-- START DATASET EXTRACT --

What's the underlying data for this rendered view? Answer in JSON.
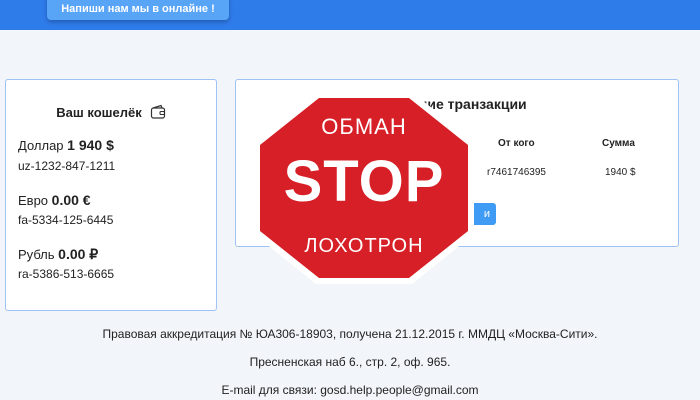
{
  "header": {
    "chat_button_label": "Напиши нам мы в онлайне !"
  },
  "wallet": {
    "title": "Ваш кошелёк",
    "icon": "wallet-icon",
    "currencies": [
      {
        "name": "Доллар",
        "amount": "1 940 $",
        "account": "uz-1232-847-1211"
      },
      {
        "name": "Евро",
        "amount": "0.00 €",
        "account": "fa-5334-125-6445"
      },
      {
        "name": "Рубль",
        "amount": "0.00 ₽",
        "account": "ra-5386-513-6665"
      }
    ]
  },
  "transactions": {
    "title_visible": "дние транзакции",
    "columns": {
      "from": "От кого",
      "sum": "Сумма"
    },
    "rows": [
      {
        "from": "r7461746395",
        "sum": "1940 $"
      }
    ],
    "more_button_visible": "и"
  },
  "overlay": {
    "icon": "stop-sign-icon",
    "top": "ОБМАН",
    "middle": "STOP",
    "bottom": "ЛОХОТРОН",
    "color_red": "#d61f26"
  },
  "footer": {
    "line1": "Правовая аккредитация № ЮА306-18903, получена 21.12.2015 г. ММДЦ «Москва-Сити».",
    "line2": "Пресненская наб 6., стр. 2, оф. 965.",
    "line3": "E-mail для связи: gosd.help.people@gmail.com"
  }
}
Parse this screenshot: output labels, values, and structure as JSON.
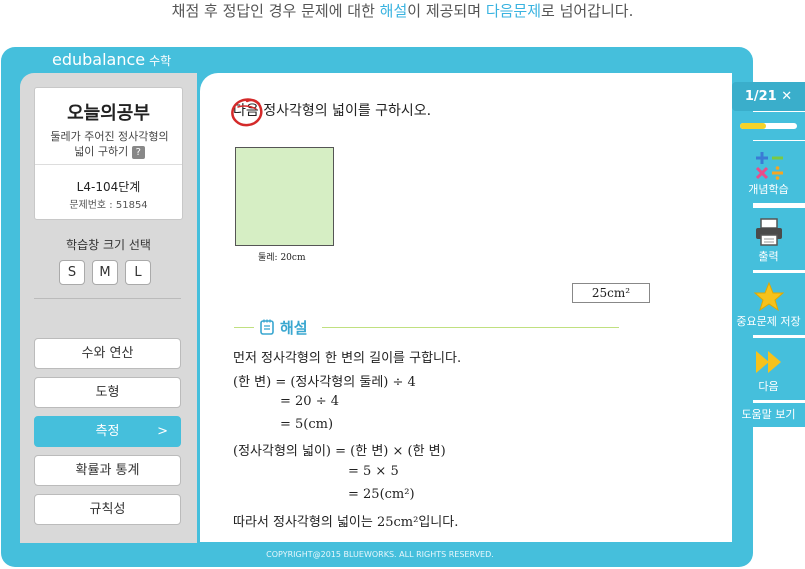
{
  "caption": {
    "before": "채점 후 정답인 경우 문제에 대한 ",
    "hl1": "해설",
    "mid": "이 제공되며 ",
    "hl2": "다음문제",
    "after": "로 넘어갑니다."
  },
  "brand": {
    "name": "edubalance",
    "sub": "수학"
  },
  "info": {
    "title": "오늘의공부",
    "desc": "둘레가 주어진 정사각형의 넓이 구하기",
    "help": "?",
    "level": "L4-104단계",
    "qnum": "문제번호 : 51854"
  },
  "size": {
    "label": "학습창 크기 선택",
    "buttons": [
      "S",
      "M",
      "L"
    ]
  },
  "categories": [
    {
      "label": "수와 연산",
      "active": false
    },
    {
      "label": "도형",
      "active": false
    },
    {
      "label": "측정",
      "active": true
    },
    {
      "label": "확률과 통계",
      "active": false
    },
    {
      "label": "규칙성",
      "active": false
    }
  ],
  "question": {
    "text": "다음 정사각형의 넓이를 구하시오.",
    "perimeter": "둘레: 20cm",
    "answer": "25cm²"
  },
  "explanation": {
    "title": "해설",
    "lines": [
      "먼저 정사각형의 한 변의 길이를 구합니다.",
      "(한 변) = (정사각형의 둘레) ÷ 4",
      "= 20 ÷ 4",
      "= 5(cm)",
      "(정사각형의 넓이) = (한 변) × (한 변)",
      "= 5 × 5",
      "= 25(cm²)",
      "따라서 정사각형의 넓이는 25cm²입니다."
    ]
  },
  "right_panel": {
    "counter": "1/21 ✕",
    "progress": 0.45,
    "concept": "개념학습",
    "print": "출력",
    "save": "중요문제 저장",
    "next": "다음",
    "help": "도움말 보기"
  },
  "footer": "COPYRIGHT@2015 BLUEWORKS. ALL RIGHTS RESERVED.",
  "colors": {
    "accent": "#45bfdc",
    "highlight": "#3ab3e0",
    "progress": "#f5d32a",
    "star": "#f6c21b"
  }
}
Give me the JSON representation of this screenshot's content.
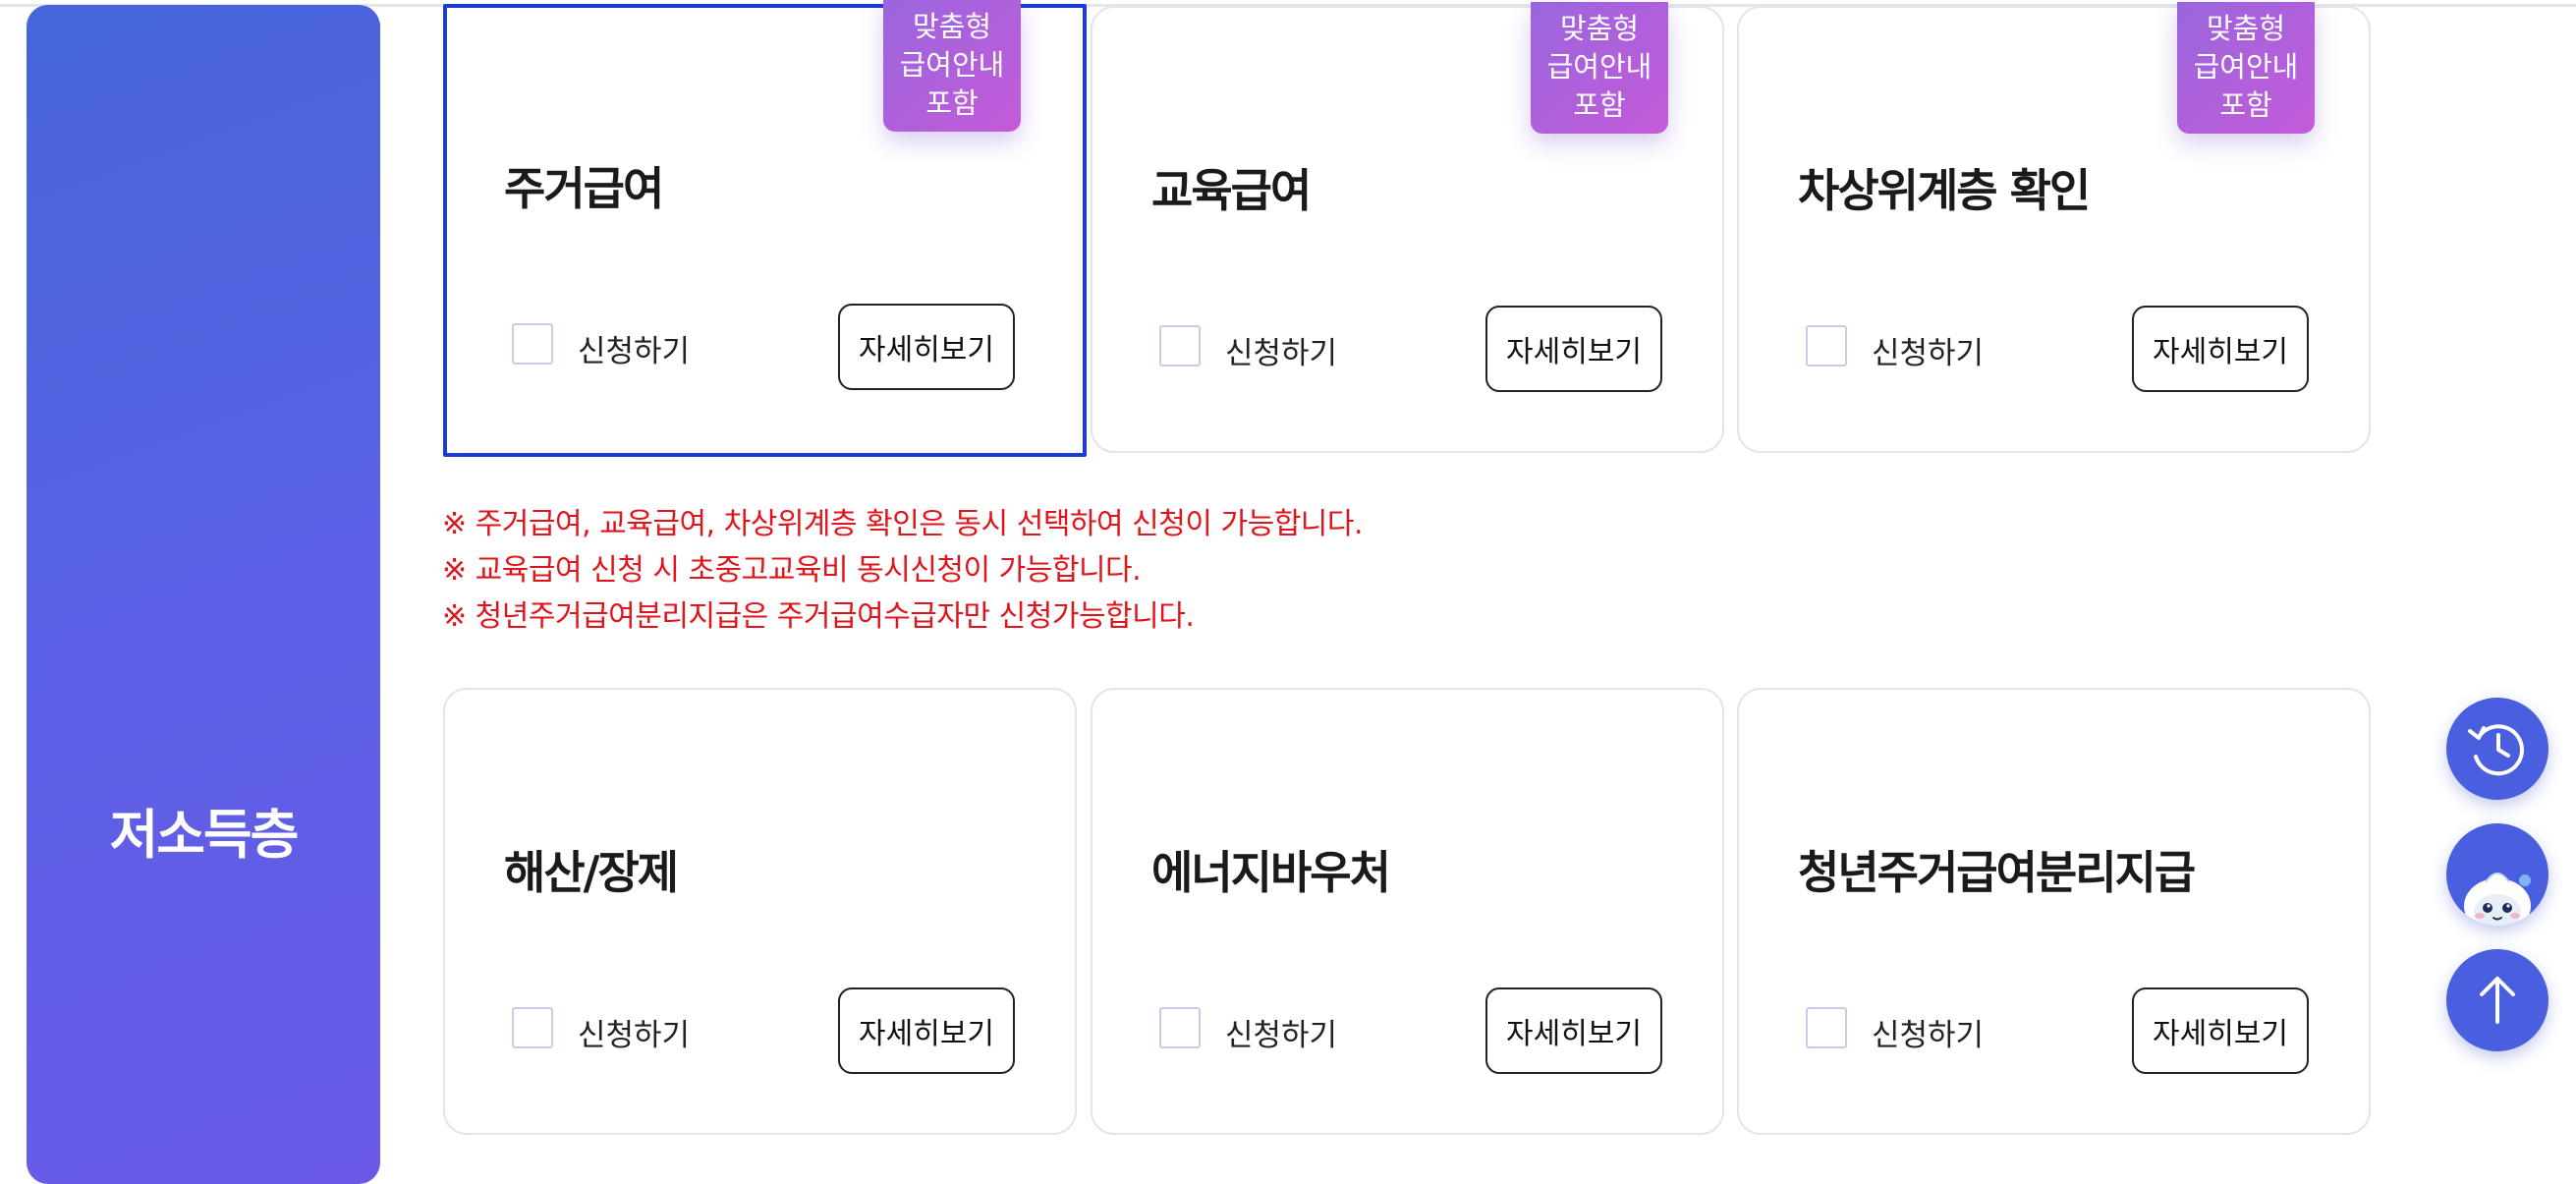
{
  "sidebar": {
    "title": "저소득층"
  },
  "badge_lines": [
    "맞춤형",
    "급여안내",
    "포함"
  ],
  "cards_row1": [
    {
      "title": "주거급여",
      "apply_label": "신청하기",
      "detail_label": "자세히보기",
      "badge": true
    },
    {
      "title": "교육급여",
      "apply_label": "신청하기",
      "detail_label": "자세히보기",
      "badge": true
    },
    {
      "title": "차상위계층 확인",
      "apply_label": "신청하기",
      "detail_label": "자세히보기",
      "badge": true
    }
  ],
  "notices": [
    "※ 주거급여, 교육급여, 차상위계층 확인은 동시 선택하여 신청이 가능합니다.",
    "※ 교육급여 신청 시 초중고교육비 동시신청이 가능합니다.",
    "※ 청년주거급여분리지급은 주거급여수급자만 신청가능합니다."
  ],
  "cards_row2": [
    {
      "title": "해산/장제",
      "apply_label": "신청하기",
      "detail_label": "자세히보기"
    },
    {
      "title": "에너지바우처",
      "apply_label": "신청하기",
      "detail_label": "자세히보기"
    },
    {
      "title": "청년주거급여분리지급",
      "apply_label": "신청하기",
      "detail_label": "자세히보기"
    }
  ],
  "floating": [
    "history-icon",
    "chatbot-mascot-icon",
    "arrow-up-icon"
  ],
  "colors": {
    "sidebar": "#5062e2",
    "badge": "#b45edb",
    "notice": "#e0151b",
    "selection": "#1a3bd6",
    "float": "#4a5ee0"
  }
}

-- END DATASET EXTRACT --

EXERCISE DETAILS ::
Extract all lines containing the word "차상위계층".

RESPONSE ::
      "title": "차상위계층 확인",
    "※ 주거급여, 교육급여, 차상위계층 확인은 동시 선택하여 신청이 가능합니다.",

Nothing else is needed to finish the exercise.